Tasks to carry out:
a. According to the metrics guide, on which port does the Deepgram API expose its /v1/status endpoint by default?
b. Echo the metrics guide word for word, everything from "For self-hosted deployments, the" down to "8080 by default).".
c. Proceed with the metrics guide on Deepgram self-hosted deployments, picking up right after its final sentence.

Metrics Guide

Monitoring system metrics is an important part of maintaining a healthy Deepgram self-hosted deployment. Metrics can also aid in decision making around scaling and performance concerns. To this end, Deepgram services publish a variety of metrics on exposed endpoints that you can query to determine system health.

Each section also contains details on implementing image-specific liveness and readiness probes. These should be implemented when using a container orchestration tool that supports health probes. For example, the deepgram-self-hosted Helm chart includes these checks by default.

Deepgram API

For self-hosted deployments, the Deepgram API container images expose an endpoint /v1/status, on port 8080 by default. Querying this endpoint will yield three pieces of information:

  1. If a successful response is received, the API is alive and listening to messages
  2. The response body gives a backward-looking indication of system_health
  3. The response body indicates how many requests this API instance is processing

Liveness Probe

Use a TCP check on the open port (port 8080 by default).

Readiness Probe

Query the status of the /v1/status/engineendpoint and check whether it is in a "Connected" state with at least one Engine container.

Record set:
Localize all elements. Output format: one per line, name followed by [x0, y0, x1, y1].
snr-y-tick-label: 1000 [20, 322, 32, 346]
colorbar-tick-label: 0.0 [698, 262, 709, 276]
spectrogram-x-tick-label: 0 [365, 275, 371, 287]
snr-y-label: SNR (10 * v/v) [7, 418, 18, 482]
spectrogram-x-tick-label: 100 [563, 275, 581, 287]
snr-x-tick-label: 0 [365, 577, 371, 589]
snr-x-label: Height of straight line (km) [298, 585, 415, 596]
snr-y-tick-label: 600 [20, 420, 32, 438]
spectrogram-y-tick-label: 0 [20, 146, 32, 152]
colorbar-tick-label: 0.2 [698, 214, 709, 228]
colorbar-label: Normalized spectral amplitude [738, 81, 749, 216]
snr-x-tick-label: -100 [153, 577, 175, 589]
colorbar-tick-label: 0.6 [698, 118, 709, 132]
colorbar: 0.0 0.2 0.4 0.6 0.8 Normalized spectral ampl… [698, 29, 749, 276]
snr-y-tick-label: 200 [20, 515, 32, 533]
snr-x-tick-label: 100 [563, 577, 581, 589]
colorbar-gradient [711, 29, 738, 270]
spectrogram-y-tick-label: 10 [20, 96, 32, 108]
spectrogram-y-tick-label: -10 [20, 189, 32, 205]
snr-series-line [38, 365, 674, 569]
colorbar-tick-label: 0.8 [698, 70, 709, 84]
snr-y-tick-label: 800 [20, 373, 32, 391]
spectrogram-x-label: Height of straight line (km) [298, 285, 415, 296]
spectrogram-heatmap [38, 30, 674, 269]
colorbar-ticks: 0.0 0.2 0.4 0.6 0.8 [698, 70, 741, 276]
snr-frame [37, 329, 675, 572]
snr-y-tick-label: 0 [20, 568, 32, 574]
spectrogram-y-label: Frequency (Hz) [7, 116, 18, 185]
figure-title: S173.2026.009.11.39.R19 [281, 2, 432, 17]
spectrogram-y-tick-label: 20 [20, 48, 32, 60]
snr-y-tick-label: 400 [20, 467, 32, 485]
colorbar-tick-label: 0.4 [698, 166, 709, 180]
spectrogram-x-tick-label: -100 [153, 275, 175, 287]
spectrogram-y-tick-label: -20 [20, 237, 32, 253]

Responses:
a. Port 8080.

b.
For self-hosted deployments, the Deepgram API container images expose an endpoint /v1/status, on port 8080 by default. Querying this endpoint will yield three pieces of information:

  1. If a successful response is received, the API is alive and listening to messages
  2. The response body gives a backward-looking indication of system_health
  3. The response body indicates how many requests this API instance is processing

Liveness Probe

Use a TCP check on the open port (port 8080 by default).

c.
curl --silent http://localhost:PORT/v1/status/engine | grep --quiet -e '^{\"engine_connection_status\"\:\"Connected\".*}$'

💻

Make sure to replace the PORT placeholder with the port your container is listening on (port 8080 by default).

Model Metadata

Make a GET request to list all models the Engine has loaded, along with their metadata. For broader information, see the Model Metadata endpoint documentation. When pointed at a self-hosted deployment, this endpoint is helpful to confirm that models present in your models directory are being loaded by the container as expected.

curl --location 'http://localhost:8080/v1/models'

Deepgram Engine

The Deepgram Engine container image publishes an extensive set of system metrics. These metrics are configured on a separate endpoint and port than the main service.

Docker/Podman

Choose a host port HOST_PORT where external queries can be made, and choose a container port CONTAINER_PORT where Engine can internally publish its metrics. These can be the same port number, since they are binding to different networks (the host network versus the container network)

🚧

Port Collision

"Port collision" can occur when you try to bind to the same port from two different services. Since we are binding to both a container port and a host port, we have to be aware of this on two different networks.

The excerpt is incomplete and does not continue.